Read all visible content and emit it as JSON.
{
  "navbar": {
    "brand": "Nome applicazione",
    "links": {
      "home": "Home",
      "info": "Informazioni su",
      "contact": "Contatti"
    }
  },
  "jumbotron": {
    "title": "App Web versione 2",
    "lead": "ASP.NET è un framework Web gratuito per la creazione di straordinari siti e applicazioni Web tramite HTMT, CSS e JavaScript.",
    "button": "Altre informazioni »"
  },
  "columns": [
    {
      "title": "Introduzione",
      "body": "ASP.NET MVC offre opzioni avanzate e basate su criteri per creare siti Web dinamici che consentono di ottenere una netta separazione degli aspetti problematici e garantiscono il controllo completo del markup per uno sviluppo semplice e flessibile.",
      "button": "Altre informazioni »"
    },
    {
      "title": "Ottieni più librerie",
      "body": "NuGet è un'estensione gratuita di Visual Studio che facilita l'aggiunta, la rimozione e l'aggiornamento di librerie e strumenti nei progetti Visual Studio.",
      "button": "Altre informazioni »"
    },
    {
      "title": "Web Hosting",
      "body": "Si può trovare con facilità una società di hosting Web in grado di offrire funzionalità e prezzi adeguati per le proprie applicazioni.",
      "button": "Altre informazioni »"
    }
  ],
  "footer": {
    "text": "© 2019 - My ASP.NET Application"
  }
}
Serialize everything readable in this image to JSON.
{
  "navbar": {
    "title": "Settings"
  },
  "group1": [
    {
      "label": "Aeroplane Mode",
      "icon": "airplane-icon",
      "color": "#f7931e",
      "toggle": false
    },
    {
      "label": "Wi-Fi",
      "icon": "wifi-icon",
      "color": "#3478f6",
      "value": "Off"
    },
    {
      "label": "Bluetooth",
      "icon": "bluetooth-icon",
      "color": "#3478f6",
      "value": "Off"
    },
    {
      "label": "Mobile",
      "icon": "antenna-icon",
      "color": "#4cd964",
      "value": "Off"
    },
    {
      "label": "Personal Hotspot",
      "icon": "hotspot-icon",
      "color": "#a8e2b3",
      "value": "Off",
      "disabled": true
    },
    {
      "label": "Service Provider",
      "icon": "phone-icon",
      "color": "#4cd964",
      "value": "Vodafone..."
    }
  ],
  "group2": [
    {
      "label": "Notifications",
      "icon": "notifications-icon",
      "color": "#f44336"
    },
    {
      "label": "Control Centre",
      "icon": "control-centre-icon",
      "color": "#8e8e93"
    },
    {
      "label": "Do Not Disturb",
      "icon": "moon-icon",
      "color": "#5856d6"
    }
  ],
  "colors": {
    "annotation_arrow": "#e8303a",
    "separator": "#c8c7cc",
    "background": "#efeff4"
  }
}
------------------------------------------------
EXERCISE AIM
All of the material must be reproduced exactly.

PROBLEM SOLUTION
Read all visible content and emit it as JSON.
{
  "navbar": {
    "brand": "Nome applicazione",
    "links": {
      "home": "Home",
      "info": "Informazioni su",
      "contact": "Contatti"
    }
  },
  "jumbotron": {
    "title": "App Web versione 2",
    "lead": "ASP.NET è un framework Web gratuito per la creazione di straordinari siti e applicazioni Web tramite HTMT, CSS e JavaScript.",
    "button": "Altre informazioni »"
  },
  "columns": [
    {
      "title": "Introduzione",
      "body": "ASP.NET MVC offre opzioni avanzate e basate su criteri per creare siti Web dinamici che consentono di ottenere una netta separazione degli aspetti problematici e garantiscono il controllo completo del markup per uno sviluppo semplice e flessibile.",
      "button": "Altre informazioni »"
    },
    {
      "title": "Ottieni più librerie",
      "body": "NuGet è un'estensione gratuita di Visual Studio che facilita l'aggiunta, la rimozione e l'aggiornamento di librerie e strumenti nei progetti Visual Studio.",
      "button": "Altre informazioni »"
    },
    {
      "title": "Web Hosting",
      "body": "Si può trovare con facilità una società di hosting Web in grado di offrire funzionalità e prezzi adeguati per le proprie applicazioni.",
      "button": "Altre informazioni »"
    }
  ],
  "footer": {
    "text": "© 2019 - My ASP.NET Application"
  }
}
Serialize everything readable in this image to JSON.
{
  "navbar": {
    "title": "Settings"
  },
  "group1": [
    {
      "label": "Aeroplane Mode",
      "icon": "airplane-icon",
      "color": "#f7931e",
      "toggle": false
    },
    {
      "label": "Wi-Fi",
      "icon": "wifi-icon",
      "color": "#3478f6",
      "value": "Off"
    },
    {
      "label": "Bluetooth",
      "icon": "bluetooth-icon",
      "color": "#3478f6",
      "value": "Off"
    },
    {
      "label": "Mobile",
      "icon": "antenna-icon",
      "color": "#4cd964",
      "value": "Off"
    },
    {
      "label": "Personal Hotspot",
      "icon": "hotspot-icon",
      "color": "#a8e2b3",
      "value": "Off",
      "disabled": true
    },
    {
      "label": "Service Provider",
      "icon": "phone-icon",
      "color": "#4cd964",
      "value": "Vodafone..."
    }
  ],
  "group2": [
    {
      "label": "Notifications",
      "icon": "notifications-icon",
      "color": "#f44336"
    },
    {
      "label": "Control Centre",
      "icon": "control-centre-icon",
      "color": "#8e8e93"
    },
    {
      "label": "Do Not Disturb",
      "icon": "moon-icon",
      "color": "#5856d6"
    }
  ],
  "colors": {
    "annotation_arrow": "#e8303a",
    "separator": "#c8c7cc",
    "background": "#efeff4"
  }
}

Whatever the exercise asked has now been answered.